TASK STATEMENT >> From the entries below, copy every line holding the word "JSON".

DATA SECTION >>
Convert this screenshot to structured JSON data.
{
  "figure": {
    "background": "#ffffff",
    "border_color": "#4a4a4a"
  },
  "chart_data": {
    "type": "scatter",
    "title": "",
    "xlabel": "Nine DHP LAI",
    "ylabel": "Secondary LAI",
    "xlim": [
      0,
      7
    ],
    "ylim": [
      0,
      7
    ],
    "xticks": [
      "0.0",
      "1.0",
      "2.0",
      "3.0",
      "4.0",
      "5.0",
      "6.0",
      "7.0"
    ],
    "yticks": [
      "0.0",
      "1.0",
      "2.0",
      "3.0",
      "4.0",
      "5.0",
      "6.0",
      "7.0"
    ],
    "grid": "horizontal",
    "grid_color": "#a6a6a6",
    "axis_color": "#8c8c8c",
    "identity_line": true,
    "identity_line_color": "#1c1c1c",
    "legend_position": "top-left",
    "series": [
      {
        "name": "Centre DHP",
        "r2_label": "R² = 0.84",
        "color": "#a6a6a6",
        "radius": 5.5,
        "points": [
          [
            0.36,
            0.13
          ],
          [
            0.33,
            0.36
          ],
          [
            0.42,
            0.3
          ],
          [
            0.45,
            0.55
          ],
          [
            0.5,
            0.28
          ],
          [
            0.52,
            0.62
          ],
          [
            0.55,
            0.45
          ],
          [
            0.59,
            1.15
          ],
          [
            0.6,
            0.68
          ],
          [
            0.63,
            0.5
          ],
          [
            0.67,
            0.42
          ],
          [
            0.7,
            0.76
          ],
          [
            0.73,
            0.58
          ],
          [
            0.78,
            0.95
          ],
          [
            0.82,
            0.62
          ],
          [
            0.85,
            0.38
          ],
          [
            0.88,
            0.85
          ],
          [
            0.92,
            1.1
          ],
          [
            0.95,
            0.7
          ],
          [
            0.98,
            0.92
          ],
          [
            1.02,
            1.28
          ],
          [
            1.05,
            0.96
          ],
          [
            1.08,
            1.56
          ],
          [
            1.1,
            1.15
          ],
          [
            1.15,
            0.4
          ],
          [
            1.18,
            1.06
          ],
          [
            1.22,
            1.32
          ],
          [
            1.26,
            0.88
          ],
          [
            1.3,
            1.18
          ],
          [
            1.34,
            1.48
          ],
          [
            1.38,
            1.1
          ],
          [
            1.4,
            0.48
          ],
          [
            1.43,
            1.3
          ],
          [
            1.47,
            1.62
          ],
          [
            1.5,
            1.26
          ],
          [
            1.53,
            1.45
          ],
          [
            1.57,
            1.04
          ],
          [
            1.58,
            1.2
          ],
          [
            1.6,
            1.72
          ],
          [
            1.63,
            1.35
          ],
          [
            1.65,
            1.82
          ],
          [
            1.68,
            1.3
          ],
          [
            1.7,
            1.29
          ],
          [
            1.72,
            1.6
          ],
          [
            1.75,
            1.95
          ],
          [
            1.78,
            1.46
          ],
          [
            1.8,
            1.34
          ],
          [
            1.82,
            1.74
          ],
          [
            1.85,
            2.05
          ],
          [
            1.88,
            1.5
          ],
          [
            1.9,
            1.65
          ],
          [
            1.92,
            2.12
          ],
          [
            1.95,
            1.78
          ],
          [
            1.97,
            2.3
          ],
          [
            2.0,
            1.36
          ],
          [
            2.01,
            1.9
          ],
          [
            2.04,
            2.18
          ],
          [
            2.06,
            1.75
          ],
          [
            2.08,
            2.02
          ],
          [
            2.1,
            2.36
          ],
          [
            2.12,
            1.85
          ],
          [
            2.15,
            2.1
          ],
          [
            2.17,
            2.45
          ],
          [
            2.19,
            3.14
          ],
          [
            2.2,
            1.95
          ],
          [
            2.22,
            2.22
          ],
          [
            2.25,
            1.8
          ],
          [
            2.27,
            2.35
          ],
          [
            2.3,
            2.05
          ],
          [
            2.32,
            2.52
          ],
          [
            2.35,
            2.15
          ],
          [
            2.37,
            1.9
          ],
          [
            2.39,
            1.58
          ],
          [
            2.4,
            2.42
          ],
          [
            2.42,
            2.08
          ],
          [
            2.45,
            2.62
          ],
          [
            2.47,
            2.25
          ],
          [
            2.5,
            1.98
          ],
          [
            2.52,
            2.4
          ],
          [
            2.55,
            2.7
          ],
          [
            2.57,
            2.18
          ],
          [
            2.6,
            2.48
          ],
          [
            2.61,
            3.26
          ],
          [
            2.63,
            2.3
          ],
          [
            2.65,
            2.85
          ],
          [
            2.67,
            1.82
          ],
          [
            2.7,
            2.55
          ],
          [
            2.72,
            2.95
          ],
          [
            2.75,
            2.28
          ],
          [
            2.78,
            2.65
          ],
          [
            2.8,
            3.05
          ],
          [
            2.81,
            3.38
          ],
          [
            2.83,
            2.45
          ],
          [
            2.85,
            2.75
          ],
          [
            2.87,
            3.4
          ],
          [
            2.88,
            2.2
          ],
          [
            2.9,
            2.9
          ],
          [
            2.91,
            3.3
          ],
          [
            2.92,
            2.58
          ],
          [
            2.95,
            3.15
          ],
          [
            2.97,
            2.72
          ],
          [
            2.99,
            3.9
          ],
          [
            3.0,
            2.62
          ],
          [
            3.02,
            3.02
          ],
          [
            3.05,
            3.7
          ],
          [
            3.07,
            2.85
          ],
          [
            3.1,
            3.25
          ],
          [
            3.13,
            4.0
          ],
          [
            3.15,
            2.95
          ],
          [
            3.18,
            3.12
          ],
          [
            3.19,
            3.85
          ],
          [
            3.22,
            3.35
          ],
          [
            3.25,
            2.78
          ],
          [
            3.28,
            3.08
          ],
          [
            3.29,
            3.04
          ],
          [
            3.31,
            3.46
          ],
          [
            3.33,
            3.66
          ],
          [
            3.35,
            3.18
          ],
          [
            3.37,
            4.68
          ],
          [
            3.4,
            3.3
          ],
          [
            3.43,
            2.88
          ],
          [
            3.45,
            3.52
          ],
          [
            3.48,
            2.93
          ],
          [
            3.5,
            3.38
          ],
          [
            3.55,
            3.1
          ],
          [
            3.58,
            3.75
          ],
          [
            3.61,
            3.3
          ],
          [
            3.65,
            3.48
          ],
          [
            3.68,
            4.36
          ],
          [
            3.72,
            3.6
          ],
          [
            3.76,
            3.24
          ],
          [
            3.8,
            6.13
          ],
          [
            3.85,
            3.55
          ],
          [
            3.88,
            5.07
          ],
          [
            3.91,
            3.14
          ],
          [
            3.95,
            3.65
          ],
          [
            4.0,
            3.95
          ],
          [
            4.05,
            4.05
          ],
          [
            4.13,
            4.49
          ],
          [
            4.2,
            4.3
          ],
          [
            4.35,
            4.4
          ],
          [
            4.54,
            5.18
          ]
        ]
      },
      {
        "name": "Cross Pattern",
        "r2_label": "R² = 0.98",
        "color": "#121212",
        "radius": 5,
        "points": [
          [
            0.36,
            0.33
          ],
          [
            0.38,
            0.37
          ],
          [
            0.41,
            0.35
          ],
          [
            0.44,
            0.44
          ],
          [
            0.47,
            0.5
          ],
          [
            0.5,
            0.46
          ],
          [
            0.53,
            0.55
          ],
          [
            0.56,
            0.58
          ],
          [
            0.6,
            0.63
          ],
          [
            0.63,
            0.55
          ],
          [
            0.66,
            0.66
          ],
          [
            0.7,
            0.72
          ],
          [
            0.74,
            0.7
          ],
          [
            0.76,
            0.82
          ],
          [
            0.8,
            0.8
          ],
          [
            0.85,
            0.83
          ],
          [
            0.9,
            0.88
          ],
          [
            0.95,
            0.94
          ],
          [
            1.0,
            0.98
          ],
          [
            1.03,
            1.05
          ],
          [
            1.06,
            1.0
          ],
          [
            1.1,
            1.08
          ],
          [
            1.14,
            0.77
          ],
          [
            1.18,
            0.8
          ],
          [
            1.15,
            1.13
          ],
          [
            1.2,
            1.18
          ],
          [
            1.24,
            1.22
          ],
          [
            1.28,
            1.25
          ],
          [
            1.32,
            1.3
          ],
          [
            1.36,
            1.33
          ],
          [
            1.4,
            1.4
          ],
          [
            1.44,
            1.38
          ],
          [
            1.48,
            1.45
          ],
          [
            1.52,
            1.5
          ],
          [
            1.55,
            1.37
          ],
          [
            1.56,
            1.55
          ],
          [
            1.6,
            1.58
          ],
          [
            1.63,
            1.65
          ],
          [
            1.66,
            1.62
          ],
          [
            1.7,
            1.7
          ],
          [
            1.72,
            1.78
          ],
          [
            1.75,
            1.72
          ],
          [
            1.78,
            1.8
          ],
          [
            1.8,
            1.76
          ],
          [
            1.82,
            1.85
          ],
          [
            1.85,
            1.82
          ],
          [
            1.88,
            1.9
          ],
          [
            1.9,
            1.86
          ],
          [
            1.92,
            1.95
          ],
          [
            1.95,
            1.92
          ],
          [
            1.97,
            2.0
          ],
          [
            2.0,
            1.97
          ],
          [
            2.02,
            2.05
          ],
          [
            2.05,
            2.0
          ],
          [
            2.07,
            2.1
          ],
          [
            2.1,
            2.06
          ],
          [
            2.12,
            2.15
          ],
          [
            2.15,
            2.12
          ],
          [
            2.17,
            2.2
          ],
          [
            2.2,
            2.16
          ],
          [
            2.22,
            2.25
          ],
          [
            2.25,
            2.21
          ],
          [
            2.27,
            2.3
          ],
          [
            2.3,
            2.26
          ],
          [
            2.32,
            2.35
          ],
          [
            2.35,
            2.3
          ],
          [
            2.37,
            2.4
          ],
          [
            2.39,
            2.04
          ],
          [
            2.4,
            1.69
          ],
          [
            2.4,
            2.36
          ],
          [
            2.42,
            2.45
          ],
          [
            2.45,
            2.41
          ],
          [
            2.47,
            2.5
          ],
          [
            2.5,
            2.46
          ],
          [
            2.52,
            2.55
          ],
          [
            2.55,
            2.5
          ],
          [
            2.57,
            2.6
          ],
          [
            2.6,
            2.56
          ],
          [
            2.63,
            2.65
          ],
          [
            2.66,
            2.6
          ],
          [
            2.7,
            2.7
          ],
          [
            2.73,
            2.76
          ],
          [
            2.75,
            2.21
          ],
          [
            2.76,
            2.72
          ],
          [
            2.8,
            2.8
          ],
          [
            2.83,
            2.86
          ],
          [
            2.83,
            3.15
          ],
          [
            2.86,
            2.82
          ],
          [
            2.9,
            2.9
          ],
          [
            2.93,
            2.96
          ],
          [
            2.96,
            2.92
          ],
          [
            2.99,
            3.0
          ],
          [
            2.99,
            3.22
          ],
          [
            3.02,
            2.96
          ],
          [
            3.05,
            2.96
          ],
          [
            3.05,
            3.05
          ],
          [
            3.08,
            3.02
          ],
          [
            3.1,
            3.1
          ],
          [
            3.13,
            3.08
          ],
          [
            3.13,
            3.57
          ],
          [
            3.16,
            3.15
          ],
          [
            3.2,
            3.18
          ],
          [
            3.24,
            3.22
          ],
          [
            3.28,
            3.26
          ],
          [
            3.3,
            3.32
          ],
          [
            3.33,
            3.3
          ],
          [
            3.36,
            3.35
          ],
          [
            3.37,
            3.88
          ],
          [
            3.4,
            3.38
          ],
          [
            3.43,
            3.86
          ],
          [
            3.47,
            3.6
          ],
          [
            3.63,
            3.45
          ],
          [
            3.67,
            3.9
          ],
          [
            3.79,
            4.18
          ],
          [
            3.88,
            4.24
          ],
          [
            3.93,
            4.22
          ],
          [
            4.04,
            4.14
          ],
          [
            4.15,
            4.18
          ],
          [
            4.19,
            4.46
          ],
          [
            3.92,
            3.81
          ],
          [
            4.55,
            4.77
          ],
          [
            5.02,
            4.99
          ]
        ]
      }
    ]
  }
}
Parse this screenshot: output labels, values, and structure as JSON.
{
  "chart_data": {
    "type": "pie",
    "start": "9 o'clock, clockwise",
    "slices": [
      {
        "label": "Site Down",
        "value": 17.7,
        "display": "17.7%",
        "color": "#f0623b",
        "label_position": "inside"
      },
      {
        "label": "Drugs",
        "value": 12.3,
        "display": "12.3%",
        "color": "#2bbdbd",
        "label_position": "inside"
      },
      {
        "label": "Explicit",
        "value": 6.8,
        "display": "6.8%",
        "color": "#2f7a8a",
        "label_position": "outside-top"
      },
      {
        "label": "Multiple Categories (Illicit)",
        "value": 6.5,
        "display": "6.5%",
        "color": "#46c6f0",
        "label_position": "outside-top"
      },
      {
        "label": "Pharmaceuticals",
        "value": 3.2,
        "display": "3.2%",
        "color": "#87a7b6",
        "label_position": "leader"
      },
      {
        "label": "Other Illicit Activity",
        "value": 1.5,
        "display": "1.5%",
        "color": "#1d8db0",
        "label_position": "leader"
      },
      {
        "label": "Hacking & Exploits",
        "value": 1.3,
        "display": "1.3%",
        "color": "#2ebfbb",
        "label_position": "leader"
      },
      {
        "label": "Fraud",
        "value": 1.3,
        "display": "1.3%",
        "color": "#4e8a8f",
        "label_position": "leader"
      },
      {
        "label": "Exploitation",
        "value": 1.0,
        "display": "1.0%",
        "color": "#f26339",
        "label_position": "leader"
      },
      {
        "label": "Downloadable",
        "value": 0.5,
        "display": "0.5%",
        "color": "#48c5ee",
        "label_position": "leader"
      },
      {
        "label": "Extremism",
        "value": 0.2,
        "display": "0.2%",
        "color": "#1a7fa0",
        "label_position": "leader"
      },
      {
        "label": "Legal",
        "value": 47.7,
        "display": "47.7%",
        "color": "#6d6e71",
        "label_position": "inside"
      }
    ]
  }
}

WORKED SOLUTION >>
Convert this screenshot to structured JSON data.
Parse this screenshot: output labels, values, and structure as JSON.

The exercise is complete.